§ WHAT THE EXERCISE ASKS:
Each record must be reproduced exactly as it is shown.

§ DATA SUPPLIED:
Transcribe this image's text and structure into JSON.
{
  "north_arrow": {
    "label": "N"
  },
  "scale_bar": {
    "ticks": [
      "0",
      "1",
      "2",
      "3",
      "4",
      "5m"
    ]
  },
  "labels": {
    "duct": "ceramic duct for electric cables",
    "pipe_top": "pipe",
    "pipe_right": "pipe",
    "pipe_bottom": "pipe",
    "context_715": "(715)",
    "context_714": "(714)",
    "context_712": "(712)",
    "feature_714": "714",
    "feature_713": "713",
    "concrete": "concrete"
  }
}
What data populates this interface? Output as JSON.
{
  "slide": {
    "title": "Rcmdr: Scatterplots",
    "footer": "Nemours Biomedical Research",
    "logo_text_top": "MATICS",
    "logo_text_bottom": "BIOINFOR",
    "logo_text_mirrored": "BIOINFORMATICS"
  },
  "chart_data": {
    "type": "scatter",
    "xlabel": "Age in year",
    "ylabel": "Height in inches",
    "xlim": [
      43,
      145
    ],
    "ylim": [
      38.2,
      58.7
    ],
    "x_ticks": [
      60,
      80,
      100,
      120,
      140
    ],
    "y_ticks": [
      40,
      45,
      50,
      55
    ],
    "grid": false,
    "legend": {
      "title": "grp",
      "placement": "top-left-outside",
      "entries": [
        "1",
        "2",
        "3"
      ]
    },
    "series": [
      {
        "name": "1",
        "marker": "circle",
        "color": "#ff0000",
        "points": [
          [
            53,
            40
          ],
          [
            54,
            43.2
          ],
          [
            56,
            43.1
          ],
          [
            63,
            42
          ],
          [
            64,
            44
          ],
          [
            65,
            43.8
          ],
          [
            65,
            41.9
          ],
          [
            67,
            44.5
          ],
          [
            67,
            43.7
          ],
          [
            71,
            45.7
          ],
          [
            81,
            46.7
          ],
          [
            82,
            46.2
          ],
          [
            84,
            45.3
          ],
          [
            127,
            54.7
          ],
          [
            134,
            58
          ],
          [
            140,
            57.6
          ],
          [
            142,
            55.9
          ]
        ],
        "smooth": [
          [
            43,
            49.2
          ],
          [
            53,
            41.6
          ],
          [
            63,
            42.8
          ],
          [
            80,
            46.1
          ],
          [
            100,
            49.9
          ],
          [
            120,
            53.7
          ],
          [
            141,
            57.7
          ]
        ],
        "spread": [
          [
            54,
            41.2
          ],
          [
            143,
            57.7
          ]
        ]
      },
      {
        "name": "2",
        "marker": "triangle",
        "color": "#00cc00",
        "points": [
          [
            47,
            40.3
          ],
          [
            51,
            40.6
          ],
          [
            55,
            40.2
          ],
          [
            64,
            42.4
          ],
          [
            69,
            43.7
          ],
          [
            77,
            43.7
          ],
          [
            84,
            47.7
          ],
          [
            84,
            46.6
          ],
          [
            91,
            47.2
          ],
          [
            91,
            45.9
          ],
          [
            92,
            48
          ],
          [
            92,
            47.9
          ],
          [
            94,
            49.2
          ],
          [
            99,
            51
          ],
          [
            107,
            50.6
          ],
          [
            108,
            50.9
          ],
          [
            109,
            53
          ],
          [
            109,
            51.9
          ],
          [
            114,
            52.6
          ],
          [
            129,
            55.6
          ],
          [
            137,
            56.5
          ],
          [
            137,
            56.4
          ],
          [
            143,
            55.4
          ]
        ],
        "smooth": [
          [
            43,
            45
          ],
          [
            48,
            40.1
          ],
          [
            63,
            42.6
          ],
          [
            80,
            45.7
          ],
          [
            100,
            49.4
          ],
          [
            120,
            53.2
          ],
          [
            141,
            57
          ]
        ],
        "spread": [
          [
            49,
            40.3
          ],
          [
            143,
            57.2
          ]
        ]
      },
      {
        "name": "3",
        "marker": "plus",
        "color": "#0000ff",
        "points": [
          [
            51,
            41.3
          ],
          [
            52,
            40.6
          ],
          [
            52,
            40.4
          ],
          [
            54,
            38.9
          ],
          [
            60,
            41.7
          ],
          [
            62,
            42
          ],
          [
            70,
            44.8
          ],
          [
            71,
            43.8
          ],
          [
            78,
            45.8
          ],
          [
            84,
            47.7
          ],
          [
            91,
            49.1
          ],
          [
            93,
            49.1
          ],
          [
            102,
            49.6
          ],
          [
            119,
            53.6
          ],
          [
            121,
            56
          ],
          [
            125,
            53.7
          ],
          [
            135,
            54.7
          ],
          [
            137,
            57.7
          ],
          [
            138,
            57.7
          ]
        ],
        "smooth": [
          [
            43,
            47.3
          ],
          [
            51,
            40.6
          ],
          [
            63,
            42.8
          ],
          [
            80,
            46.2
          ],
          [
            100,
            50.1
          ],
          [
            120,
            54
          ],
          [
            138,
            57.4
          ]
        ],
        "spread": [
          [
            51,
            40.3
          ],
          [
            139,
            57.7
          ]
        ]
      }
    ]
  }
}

§ RESPONSE TO THIS EXERCISE:
Transcribe this image's text and structure into JSON.
{
  "north_arrow": {
    "label": "N"
  },
  "scale_bar": {
    "ticks": [
      "0",
      "1",
      "2",
      "3",
      "4",
      "5m"
    ]
  },
  "labels": {
    "duct": "ceramic duct for electric cables",
    "pipe_top": "pipe",
    "pipe_right": "pipe",
    "pipe_bottom": "pipe",
    "context_715": "(715)",
    "context_714": "(714)",
    "context_712": "(712)",
    "feature_714": "714",
    "feature_713": "713",
    "concrete": "concrete"
  }
}
What data populates this interface? Output as JSON.
{
  "slide": {
    "title": "Rcmdr: Scatterplots",
    "footer": "Nemours Biomedical Research",
    "logo_text_top": "MATICS",
    "logo_text_bottom": "BIOINFOR",
    "logo_text_mirrored": "BIOINFORMATICS"
  },
  "chart_data": {
    "type": "scatter",
    "xlabel": "Age in year",
    "ylabel": "Height in inches",
    "xlim": [
      43,
      145
    ],
    "ylim": [
      38.2,
      58.7
    ],
    "x_ticks": [
      60,
      80,
      100,
      120,
      140
    ],
    "y_ticks": [
      40,
      45,
      50,
      55
    ],
    "grid": false,
    "legend": {
      "title": "grp",
      "placement": "top-left-outside",
      "entries": [
        "1",
        "2",
        "3"
      ]
    },
    "series": [
      {
        "name": "1",
        "marker": "circle",
        "color": "#ff0000",
        "points": [
          [
            53,
            40
          ],
          [
            54,
            43.2
          ],
          [
            56,
            43.1
          ],
          [
            63,
            42
          ],
          [
            64,
            44
          ],
          [
            65,
            43.8
          ],
          [
            65,
            41.9
          ],
          [
            67,
            44.5
          ],
          [
            67,
            43.7
          ],
          [
            71,
            45.7
          ],
          [
            81,
            46.7
          ],
          [
            82,
            46.2
          ],
          [
            84,
            45.3
          ],
          [
            127,
            54.7
          ],
          [
            134,
            58
          ],
          [
            140,
            57.6
          ],
          [
            142,
            55.9
          ]
        ],
        "smooth": [
          [
            43,
            49.2
          ],
          [
            53,
            41.6
          ],
          [
            63,
            42.8
          ],
          [
            80,
            46.1
          ],
          [
            100,
            49.9
          ],
          [
            120,
            53.7
          ],
          [
            141,
            57.7
          ]
        ],
        "spread": [
          [
            54,
            41.2
          ],
          [
            143,
            57.7
          ]
        ]
      },
      {
        "name": "2",
        "marker": "triangle",
        "color": "#00cc00",
        "points": [
          [
            47,
            40.3
          ],
          [
            51,
            40.6
          ],
          [
            55,
            40.2
          ],
          [
            64,
            42.4
          ],
          [
            69,
            43.7
          ],
          [
            77,
            43.7
          ],
          [
            84,
            47.7
          ],
          [
            84,
            46.6
          ],
          [
            91,
            47.2
          ],
          [
            91,
            45.9
          ],
          [
            92,
            48
          ],
          [
            92,
            47.9
          ],
          [
            94,
            49.2
          ],
          [
            99,
            51
          ],
          [
            107,
            50.6
          ],
          [
            108,
            50.9
          ],
          [
            109,
            53
          ],
          [
            109,
            51.9
          ],
          [
            114,
            52.6
          ],
          [
            129,
            55.6
          ],
          [
            137,
            56.5
          ],
          [
            137,
            56.4
          ],
          [
            143,
            55.4
          ]
        ],
        "smooth": [
          [
            43,
            45
          ],
          [
            48,
            40.1
          ],
          [
            63,
            42.6
          ],
          [
            80,
            45.7
          ],
          [
            100,
            49.4
          ],
          [
            120,
            53.2
          ],
          [
            141,
            57
          ]
        ],
        "spread": [
          [
            49,
            40.3
          ],
          [
            143,
            57.2
          ]
        ]
      },
      {
        "name": "3",
        "marker": "plus",
        "color": "#0000ff",
        "points": [
          [
            51,
            41.3
          ],
          [
            52,
            40.6
          ],
          [
            52,
            40.4
          ],
          [
            54,
            38.9
          ],
          [
            60,
            41.7
          ],
          [
            62,
            42
          ],
          [
            70,
            44.8
          ],
          [
            71,
            43.8
          ],
          [
            78,
            45.8
          ],
          [
            84,
            47.7
          ],
          [
            91,
            49.1
          ],
          [
            93,
            49.1
          ],
          [
            102,
            49.6
          ],
          [
            119,
            53.6
          ],
          [
            121,
            56
          ],
          [
            125,
            53.7
          ],
          [
            135,
            54.7
          ],
          [
            137,
            57.7
          ],
          [
            138,
            57.7
          ]
        ],
        "smooth": [
          [
            43,
            47.3
          ],
          [
            51,
            40.6
          ],
          [
            63,
            42.8
          ],
          [
            80,
            46.2
          ],
          [
            100,
            50.1
          ],
          [
            120,
            54
          ],
          [
            138,
            57.4
          ]
        ],
        "spread": [
          [
            51,
            40.3
          ],
          [
            139,
            57.7
          ]
        ]
      }
    ]
  }
}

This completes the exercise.